**WHAT YOU WILL DO:** Copy each line exactly. Leave nothing out.

**Stored items from a collection:**

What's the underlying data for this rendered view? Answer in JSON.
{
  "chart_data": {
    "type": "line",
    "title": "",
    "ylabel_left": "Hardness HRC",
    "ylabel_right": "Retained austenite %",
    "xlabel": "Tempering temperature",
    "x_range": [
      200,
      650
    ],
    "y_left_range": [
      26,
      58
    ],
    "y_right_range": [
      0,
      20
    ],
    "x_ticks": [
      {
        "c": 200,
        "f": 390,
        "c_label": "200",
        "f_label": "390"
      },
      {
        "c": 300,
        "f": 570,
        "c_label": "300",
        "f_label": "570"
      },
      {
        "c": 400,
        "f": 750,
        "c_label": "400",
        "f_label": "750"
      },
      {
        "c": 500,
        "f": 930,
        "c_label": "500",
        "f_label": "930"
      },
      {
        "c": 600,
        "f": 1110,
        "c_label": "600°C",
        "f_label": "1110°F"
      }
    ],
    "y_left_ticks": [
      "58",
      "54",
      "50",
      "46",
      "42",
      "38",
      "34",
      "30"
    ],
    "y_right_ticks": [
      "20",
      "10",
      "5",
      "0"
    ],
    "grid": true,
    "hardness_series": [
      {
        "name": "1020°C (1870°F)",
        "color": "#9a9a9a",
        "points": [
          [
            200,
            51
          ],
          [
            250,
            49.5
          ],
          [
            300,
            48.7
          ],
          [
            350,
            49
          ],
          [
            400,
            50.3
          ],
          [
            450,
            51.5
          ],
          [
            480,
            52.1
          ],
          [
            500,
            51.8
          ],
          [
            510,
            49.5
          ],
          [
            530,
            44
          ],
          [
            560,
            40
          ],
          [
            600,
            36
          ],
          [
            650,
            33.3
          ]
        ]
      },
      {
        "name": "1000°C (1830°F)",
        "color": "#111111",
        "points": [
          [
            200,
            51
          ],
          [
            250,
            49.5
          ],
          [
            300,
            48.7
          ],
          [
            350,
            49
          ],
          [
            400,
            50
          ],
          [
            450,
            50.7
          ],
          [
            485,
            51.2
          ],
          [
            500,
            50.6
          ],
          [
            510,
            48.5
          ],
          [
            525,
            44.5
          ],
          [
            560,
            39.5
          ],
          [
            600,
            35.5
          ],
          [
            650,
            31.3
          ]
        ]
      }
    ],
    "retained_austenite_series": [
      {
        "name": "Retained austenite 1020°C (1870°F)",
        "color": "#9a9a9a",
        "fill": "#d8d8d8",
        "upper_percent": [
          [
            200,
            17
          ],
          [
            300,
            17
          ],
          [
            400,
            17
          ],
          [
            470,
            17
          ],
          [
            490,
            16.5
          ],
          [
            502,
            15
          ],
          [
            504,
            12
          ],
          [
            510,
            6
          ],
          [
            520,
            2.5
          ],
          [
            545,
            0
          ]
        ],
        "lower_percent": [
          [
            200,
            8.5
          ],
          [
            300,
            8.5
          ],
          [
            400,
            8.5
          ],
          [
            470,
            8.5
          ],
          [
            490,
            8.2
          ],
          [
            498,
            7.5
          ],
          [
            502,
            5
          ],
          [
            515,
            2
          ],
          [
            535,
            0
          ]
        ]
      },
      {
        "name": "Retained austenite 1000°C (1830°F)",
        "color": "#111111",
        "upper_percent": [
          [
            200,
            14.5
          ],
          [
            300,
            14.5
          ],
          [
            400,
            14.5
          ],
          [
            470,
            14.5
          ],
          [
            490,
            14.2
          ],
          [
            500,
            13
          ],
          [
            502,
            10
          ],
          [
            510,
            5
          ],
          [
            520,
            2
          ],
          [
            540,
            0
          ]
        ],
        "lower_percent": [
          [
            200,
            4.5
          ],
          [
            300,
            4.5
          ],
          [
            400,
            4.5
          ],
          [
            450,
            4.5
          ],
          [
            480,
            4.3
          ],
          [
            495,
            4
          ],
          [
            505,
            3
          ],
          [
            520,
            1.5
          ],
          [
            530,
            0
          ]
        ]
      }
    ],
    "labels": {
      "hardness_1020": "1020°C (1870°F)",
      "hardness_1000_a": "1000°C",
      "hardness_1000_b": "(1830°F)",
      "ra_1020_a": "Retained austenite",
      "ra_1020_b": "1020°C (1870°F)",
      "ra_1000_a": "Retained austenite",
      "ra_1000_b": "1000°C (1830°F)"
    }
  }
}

**EXERCISE ANSWER:**
What's the underlying data for this rendered view? Answer in JSON.
{
  "chart_data": {
    "type": "line",
    "title": "",
    "ylabel_left": "Hardness HRC",
    "ylabel_right": "Retained austenite %",
    "xlabel": "Tempering temperature",
    "x_range": [
      200,
      650
    ],
    "y_left_range": [
      26,
      58
    ],
    "y_right_range": [
      0,
      20
    ],
    "x_ticks": [
      {
        "c": 200,
        "f": 390,
        "c_label": "200",
        "f_label": "390"
      },
      {
        "c": 300,
        "f": 570,
        "c_label": "300",
        "f_label": "570"
      },
      {
        "c": 400,
        "f": 750,
        "c_label": "400",
        "f_label": "750"
      },
      {
        "c": 500,
        "f": 930,
        "c_label": "500",
        "f_label": "930"
      },
      {
        "c": 600,
        "f": 1110,
        "c_label": "600°C",
        "f_label": "1110°F"
      }
    ],
    "y_left_ticks": [
      "58",
      "54",
      "50",
      "46",
      "42",
      "38",
      "34",
      "30"
    ],
    "y_right_ticks": [
      "20",
      "10",
      "5",
      "0"
    ],
    "grid": true,
    "hardness_series": [
      {
        "name": "1020°C (1870°F)",
        "color": "#9a9a9a",
        "points": [
          [
            200,
            51
          ],
          [
            250,
            49.5
          ],
          [
            300,
            48.7
          ],
          [
            350,
            49
          ],
          [
            400,
            50.3
          ],
          [
            450,
            51.5
          ],
          [
            480,
            52.1
          ],
          [
            500,
            51.8
          ],
          [
            510,
            49.5
          ],
          [
            530,
            44
          ],
          [
            560,
            40
          ],
          [
            600,
            36
          ],
          [
            650,
            33.3
          ]
        ]
      },
      {
        "name": "1000°C (1830°F)",
        "color": "#111111",
        "points": [
          [
            200,
            51
          ],
          [
            250,
            49.5
          ],
          [
            300,
            48.7
          ],
          [
            350,
            49
          ],
          [
            400,
            50
          ],
          [
            450,
            50.7
          ],
          [
            485,
            51.2
          ],
          [
            500,
            50.6
          ],
          [
            510,
            48.5
          ],
          [
            525,
            44.5
          ],
          [
            560,
            39.5
          ],
          [
            600,
            35.5
          ],
          [
            650,
            31.3
          ]
        ]
      }
    ],
    "retained_austenite_series": [
      {
        "name": "Retained austenite 1020°C (1870°F)",
        "color": "#9a9a9a",
        "fill": "#d8d8d8",
        "upper_percent": [
          [
            200,
            17
          ],
          [
            300,
            17
          ],
          [
            400,
            17
          ],
          [
            470,
            17
          ],
          [
            490,
            16.5
          ],
          [
            502,
            15
          ],
          [
            504,
            12
          ],
          [
            510,
            6
          ],
          [
            520,
            2.5
          ],
          [
            545,
            0
          ]
        ],
        "lower_percent": [
          [
            200,
            8.5
          ],
          [
            300,
            8.5
          ],
          [
            400,
            8.5
          ],
          [
            470,
            8.5
          ],
          [
            490,
            8.2
          ],
          [
            498,
            7.5
          ],
          [
            502,
            5
          ],
          [
            515,
            2
          ],
          [
            535,
            0
          ]
        ]
      },
      {
        "name": "Retained austenite 1000°C (1830°F)",
        "color": "#111111",
        "upper_percent": [
          [
            200,
            14.5
          ],
          [
            300,
            14.5
          ],
          [
            400,
            14.5
          ],
          [
            470,
            14.5
          ],
          [
            490,
            14.2
          ],
          [
            500,
            13
          ],
          [
            502,
            10
          ],
          [
            510,
            5
          ],
          [
            520,
            2
          ],
          [
            540,
            0
          ]
        ],
        "lower_percent": [
          [
            200,
            4.5
          ],
          [
            300,
            4.5
          ],
          [
            400,
            4.5
          ],
          [
            450,
            4.5
          ],
          [
            480,
            4.3
          ],
          [
            495,
            4
          ],
          [
            505,
            3
          ],
          [
            520,
            1.5
          ],
          [
            530,
            0
          ]
        ]
      }
    ],
    "labels": {
      "hardness_1020": "1020°C (1870°F)",
      "hardness_1000_a": "1000°C",
      "hardness_1000_b": "(1830°F)",
      "ra_1020_a": "Retained austenite",
      "ra_1020_b": "1020°C (1870°F)",
      "ra_1000_a": "Retained austenite",
      "ra_1000_b": "1000°C (1830°F)"
    }
  }
}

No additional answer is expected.